## Directions for this task
In the listing below, pick out lines with "ylabel".
###
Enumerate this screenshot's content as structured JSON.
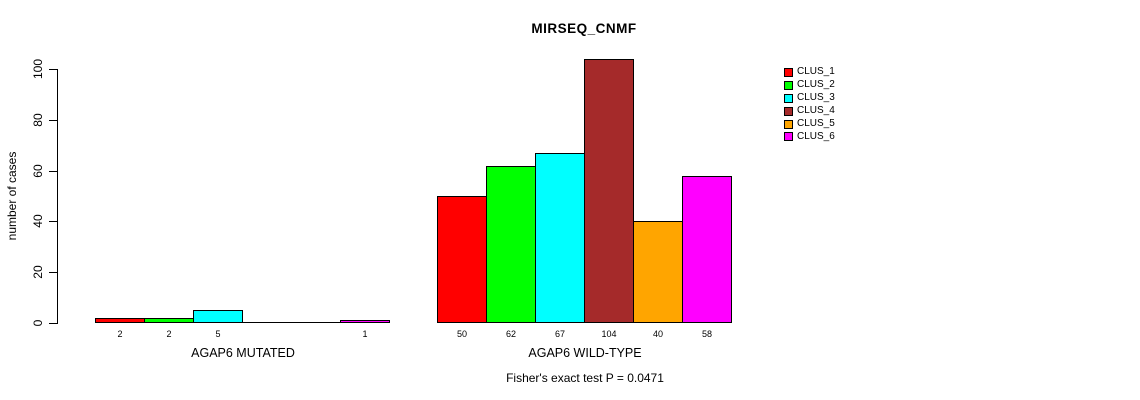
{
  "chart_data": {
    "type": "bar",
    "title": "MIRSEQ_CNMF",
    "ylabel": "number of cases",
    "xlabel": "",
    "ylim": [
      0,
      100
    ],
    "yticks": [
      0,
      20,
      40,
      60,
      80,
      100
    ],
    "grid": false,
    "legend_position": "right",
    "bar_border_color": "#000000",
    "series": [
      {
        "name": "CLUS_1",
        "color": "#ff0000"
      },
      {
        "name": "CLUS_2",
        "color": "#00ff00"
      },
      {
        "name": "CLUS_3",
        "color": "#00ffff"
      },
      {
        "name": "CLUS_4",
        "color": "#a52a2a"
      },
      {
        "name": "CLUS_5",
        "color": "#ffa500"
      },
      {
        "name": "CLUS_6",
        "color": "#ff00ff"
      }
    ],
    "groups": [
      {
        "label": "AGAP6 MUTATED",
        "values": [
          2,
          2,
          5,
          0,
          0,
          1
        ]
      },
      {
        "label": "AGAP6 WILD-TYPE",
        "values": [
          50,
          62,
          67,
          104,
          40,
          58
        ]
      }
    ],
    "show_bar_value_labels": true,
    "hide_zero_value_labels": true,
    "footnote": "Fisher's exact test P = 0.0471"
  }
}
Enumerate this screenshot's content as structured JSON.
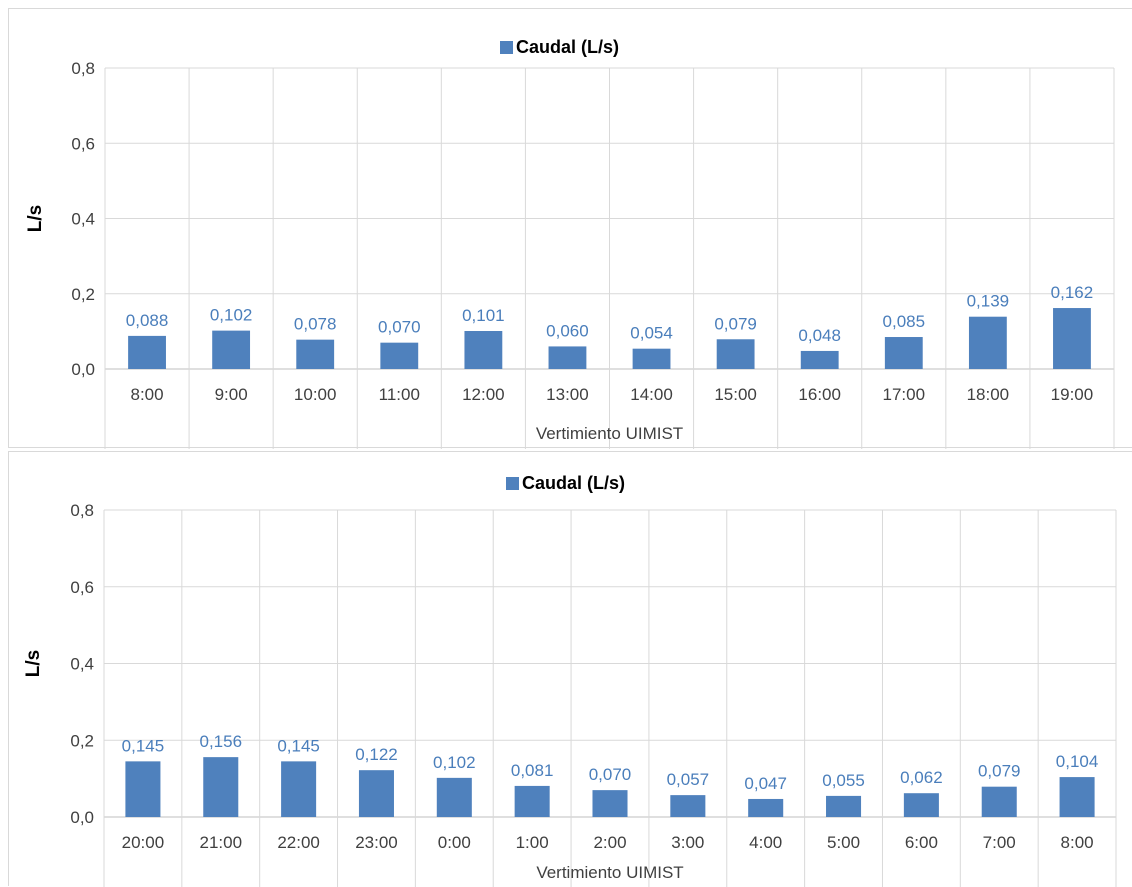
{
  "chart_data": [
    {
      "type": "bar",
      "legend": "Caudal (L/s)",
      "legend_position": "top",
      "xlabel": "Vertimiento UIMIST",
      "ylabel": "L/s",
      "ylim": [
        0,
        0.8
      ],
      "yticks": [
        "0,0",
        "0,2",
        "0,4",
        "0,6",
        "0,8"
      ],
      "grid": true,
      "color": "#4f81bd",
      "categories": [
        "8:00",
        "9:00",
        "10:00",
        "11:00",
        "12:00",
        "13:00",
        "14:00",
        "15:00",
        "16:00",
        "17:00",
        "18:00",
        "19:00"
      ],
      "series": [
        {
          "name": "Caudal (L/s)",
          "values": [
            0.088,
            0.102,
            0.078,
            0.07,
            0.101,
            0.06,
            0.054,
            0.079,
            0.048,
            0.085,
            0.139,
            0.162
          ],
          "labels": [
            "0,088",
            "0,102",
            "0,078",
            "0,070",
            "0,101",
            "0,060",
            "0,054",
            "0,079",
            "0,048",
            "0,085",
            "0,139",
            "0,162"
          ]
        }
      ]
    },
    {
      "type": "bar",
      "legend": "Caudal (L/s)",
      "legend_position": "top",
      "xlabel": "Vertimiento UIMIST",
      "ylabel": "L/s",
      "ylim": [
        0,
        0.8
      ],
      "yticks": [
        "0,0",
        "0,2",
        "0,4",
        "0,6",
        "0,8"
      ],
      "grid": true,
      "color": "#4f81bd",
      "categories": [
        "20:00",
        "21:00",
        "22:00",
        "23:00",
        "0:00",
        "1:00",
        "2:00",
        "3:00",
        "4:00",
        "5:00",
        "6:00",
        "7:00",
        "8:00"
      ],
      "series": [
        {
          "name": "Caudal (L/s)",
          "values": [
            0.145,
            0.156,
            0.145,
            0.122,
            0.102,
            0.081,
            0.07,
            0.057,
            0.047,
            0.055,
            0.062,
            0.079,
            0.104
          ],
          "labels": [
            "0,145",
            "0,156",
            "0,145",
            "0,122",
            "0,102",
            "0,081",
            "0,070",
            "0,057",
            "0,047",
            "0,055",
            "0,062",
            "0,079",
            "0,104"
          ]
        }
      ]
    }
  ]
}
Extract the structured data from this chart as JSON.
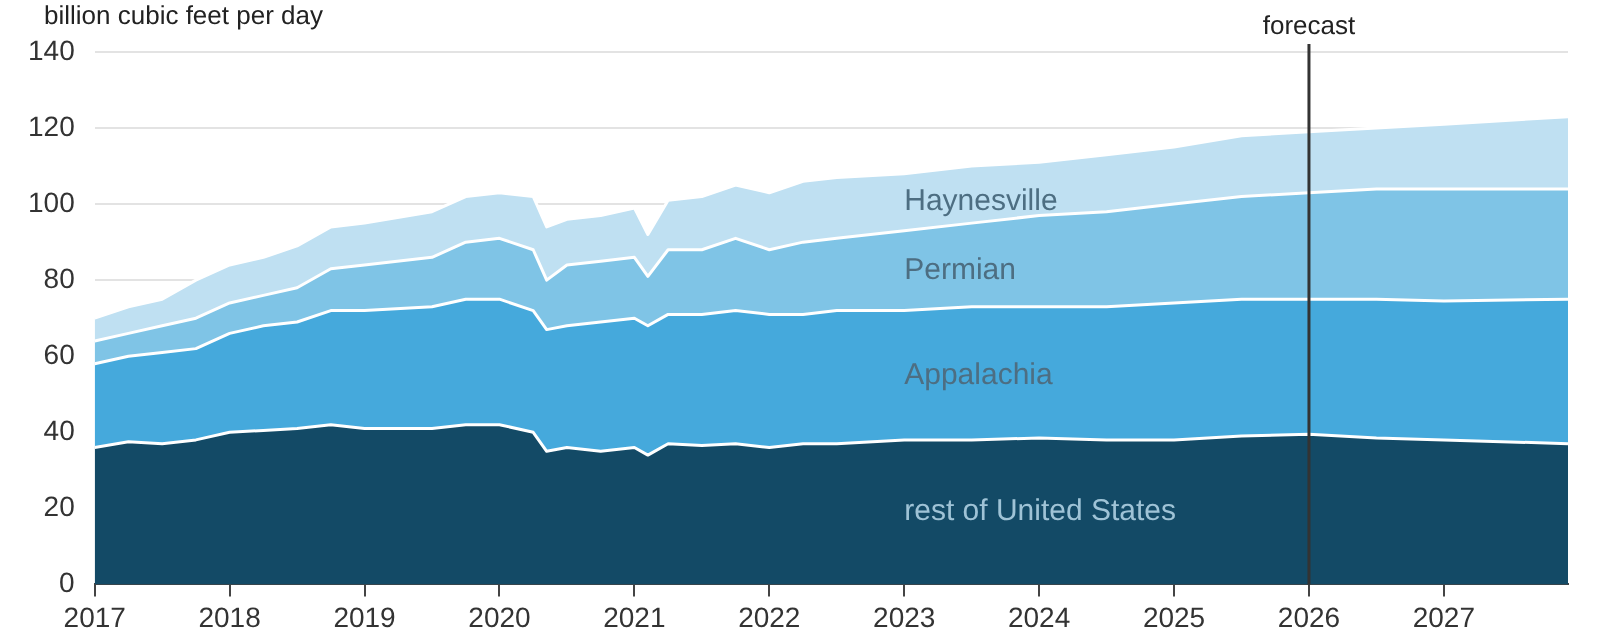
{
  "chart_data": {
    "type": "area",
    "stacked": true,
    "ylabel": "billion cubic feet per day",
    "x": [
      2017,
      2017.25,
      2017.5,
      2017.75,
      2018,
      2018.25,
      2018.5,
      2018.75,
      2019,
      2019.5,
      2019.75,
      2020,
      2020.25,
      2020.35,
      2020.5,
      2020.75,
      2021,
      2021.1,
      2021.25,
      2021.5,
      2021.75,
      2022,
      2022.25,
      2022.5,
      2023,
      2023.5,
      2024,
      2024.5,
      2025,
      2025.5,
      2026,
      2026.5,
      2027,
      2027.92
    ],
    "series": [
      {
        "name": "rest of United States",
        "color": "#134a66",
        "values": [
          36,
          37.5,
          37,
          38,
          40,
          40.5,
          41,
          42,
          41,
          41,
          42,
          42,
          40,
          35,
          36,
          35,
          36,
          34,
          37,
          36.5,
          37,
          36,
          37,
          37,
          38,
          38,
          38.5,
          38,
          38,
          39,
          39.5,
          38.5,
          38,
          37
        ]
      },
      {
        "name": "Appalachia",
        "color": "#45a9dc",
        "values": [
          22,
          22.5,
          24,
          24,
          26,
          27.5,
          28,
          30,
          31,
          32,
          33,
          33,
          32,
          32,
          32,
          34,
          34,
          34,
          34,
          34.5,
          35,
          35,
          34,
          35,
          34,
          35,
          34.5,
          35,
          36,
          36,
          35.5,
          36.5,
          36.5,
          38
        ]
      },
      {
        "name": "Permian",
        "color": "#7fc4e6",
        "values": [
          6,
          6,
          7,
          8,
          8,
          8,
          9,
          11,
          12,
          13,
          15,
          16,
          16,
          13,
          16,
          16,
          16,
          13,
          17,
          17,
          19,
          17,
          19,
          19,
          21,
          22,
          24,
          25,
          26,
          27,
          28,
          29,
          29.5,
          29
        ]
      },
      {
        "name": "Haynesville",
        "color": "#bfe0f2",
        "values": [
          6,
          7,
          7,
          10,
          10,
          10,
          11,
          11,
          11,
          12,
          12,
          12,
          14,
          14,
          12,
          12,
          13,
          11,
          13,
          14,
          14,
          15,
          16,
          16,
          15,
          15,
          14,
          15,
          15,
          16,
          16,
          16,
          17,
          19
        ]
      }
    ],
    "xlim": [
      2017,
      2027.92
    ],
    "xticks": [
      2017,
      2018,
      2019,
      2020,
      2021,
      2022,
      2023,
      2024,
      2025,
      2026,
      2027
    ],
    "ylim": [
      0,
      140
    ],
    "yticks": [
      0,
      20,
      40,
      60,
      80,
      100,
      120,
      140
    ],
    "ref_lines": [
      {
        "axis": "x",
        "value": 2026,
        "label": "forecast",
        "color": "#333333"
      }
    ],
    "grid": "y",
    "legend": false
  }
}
###
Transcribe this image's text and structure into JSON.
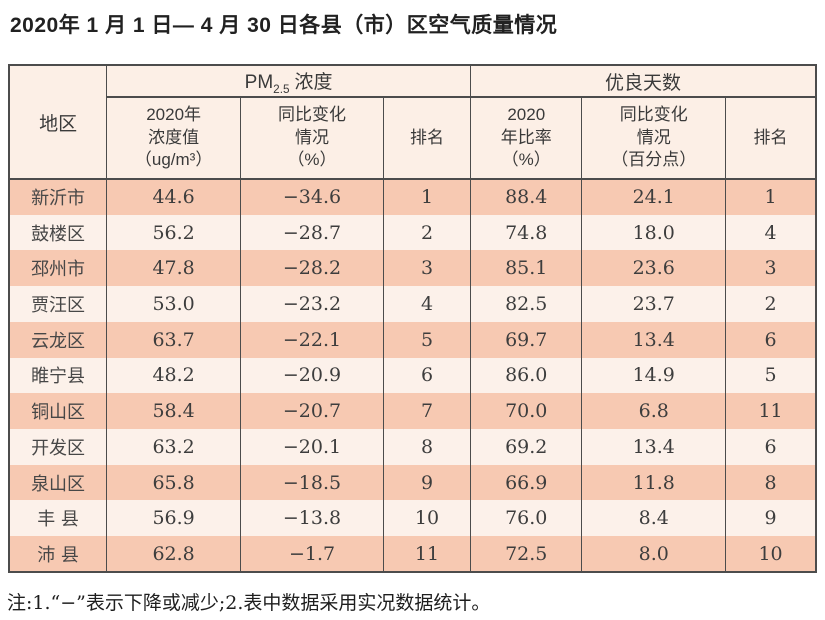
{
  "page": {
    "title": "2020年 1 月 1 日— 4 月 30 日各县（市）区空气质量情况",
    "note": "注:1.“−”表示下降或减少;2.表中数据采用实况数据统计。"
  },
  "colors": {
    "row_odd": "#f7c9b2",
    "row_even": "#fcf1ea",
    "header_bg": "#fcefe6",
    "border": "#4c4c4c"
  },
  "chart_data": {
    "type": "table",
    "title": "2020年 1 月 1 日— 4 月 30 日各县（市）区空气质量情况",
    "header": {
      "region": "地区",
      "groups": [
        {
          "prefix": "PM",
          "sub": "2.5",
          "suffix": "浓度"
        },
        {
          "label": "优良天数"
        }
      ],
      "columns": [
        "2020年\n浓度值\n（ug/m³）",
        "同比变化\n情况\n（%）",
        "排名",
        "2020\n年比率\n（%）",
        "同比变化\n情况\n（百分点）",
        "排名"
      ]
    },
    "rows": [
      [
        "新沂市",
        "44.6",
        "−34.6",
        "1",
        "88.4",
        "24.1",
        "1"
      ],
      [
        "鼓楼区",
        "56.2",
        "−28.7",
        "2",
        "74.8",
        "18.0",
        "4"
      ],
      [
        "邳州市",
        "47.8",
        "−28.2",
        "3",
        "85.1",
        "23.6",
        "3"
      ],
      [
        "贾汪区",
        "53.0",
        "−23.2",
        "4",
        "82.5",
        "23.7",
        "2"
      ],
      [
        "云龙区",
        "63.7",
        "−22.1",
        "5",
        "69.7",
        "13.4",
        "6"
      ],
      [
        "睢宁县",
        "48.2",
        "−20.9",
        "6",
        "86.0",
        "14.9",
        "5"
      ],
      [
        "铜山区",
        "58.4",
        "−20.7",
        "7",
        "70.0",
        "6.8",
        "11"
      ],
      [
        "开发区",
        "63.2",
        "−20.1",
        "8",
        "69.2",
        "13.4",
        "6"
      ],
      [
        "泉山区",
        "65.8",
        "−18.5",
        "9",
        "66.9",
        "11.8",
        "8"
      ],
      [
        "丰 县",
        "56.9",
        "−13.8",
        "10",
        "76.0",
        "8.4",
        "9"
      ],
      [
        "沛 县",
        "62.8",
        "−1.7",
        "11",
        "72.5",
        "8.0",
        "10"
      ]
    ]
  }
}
###
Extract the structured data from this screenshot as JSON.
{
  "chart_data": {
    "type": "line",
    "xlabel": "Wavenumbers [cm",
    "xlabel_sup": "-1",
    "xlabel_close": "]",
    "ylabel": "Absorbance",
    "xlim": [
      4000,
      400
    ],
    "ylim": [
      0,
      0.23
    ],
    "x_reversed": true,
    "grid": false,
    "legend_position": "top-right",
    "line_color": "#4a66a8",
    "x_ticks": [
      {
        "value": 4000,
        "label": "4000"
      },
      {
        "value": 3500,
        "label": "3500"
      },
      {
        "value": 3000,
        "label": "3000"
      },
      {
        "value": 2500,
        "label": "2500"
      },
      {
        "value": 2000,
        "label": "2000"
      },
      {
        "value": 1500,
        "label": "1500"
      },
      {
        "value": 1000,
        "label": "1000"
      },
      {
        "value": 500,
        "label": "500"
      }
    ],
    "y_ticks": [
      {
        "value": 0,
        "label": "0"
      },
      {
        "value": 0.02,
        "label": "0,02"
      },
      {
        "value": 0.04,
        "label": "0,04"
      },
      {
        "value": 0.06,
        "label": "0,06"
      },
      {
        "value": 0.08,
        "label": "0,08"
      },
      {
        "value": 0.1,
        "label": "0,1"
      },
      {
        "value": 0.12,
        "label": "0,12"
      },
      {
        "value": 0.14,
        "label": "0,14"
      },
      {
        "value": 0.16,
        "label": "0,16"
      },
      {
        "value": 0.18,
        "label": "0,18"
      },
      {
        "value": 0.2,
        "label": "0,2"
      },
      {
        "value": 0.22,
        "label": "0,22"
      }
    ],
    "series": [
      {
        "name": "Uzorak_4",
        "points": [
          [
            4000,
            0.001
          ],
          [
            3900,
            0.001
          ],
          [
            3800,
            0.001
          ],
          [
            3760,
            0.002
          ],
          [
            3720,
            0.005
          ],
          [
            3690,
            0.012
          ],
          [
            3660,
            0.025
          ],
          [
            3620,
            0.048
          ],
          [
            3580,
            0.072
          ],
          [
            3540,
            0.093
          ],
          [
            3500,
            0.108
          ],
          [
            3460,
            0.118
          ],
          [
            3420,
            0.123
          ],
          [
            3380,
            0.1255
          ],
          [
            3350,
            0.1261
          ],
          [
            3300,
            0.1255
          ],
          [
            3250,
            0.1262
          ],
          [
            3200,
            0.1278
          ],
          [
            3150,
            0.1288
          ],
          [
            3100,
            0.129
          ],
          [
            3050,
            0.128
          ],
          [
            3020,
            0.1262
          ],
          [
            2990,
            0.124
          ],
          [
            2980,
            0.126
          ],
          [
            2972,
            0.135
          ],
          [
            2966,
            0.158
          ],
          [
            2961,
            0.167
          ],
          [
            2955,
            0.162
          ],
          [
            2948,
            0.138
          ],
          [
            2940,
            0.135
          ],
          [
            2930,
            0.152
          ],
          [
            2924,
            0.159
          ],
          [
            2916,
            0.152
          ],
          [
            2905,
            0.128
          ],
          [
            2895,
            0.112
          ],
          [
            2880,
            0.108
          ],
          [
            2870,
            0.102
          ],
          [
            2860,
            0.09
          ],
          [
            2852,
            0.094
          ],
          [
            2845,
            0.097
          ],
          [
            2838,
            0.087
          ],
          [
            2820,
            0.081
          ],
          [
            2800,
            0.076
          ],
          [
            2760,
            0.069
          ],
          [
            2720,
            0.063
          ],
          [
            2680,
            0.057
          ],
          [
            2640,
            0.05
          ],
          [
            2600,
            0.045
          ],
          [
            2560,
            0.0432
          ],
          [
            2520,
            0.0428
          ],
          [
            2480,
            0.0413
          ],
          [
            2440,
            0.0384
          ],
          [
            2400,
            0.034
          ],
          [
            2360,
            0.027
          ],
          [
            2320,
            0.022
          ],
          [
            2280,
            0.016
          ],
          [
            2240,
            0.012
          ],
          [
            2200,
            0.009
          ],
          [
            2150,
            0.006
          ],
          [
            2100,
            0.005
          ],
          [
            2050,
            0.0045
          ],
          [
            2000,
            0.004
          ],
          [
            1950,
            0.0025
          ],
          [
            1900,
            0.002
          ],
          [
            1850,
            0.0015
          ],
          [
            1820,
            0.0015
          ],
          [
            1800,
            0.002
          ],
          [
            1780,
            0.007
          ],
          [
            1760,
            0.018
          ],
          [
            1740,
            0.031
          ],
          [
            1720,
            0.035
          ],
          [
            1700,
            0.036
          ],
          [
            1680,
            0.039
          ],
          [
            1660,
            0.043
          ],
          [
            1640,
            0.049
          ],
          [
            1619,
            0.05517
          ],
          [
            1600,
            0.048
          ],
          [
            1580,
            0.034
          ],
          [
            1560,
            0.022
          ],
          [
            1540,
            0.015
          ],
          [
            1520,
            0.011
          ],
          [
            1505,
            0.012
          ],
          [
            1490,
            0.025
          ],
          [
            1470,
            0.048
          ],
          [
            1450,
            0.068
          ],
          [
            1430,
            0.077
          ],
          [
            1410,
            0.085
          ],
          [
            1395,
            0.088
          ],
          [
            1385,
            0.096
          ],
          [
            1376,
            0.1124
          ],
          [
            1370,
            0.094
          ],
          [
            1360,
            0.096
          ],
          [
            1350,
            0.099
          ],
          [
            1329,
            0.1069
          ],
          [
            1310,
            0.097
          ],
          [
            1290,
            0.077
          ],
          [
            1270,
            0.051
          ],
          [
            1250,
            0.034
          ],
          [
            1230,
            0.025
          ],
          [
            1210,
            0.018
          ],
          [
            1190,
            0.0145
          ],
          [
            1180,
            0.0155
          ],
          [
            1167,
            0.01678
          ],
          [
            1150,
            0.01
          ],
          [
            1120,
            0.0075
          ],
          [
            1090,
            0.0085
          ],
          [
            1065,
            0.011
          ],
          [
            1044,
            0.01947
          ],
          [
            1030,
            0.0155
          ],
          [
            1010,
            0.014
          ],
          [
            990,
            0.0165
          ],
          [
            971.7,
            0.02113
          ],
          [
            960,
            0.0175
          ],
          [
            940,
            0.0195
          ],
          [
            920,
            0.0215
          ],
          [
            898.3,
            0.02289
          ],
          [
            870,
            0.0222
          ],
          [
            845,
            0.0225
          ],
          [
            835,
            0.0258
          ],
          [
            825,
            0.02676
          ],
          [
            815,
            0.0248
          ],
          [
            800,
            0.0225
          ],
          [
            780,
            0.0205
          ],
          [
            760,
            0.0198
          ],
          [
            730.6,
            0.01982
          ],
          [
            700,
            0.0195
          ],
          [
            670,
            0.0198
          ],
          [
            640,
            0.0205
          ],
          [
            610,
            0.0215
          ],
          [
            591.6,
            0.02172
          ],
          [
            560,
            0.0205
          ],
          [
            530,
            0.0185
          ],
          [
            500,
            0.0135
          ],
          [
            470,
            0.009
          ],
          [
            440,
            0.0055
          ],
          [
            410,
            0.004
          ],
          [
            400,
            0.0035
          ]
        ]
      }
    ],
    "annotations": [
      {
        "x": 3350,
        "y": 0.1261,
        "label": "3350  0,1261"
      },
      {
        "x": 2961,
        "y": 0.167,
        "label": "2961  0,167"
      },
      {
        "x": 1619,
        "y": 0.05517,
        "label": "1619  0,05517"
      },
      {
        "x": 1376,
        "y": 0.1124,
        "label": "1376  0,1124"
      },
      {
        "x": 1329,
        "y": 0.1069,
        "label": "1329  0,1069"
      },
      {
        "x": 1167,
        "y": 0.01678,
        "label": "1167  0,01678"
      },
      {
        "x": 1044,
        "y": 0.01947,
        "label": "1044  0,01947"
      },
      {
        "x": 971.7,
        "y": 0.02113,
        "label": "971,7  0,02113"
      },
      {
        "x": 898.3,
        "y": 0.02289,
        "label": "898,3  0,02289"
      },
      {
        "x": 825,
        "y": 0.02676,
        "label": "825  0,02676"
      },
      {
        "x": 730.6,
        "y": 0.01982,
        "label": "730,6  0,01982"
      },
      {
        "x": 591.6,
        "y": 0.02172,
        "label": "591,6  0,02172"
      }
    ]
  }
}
###
## Response to the exercise
    "ylabel": "number of cases",
      "ylabel": "L/s",
      "ylabel": "L/s",
    "ylabel": "billion cubic feet per day",
    "ylabel": "Absorbance",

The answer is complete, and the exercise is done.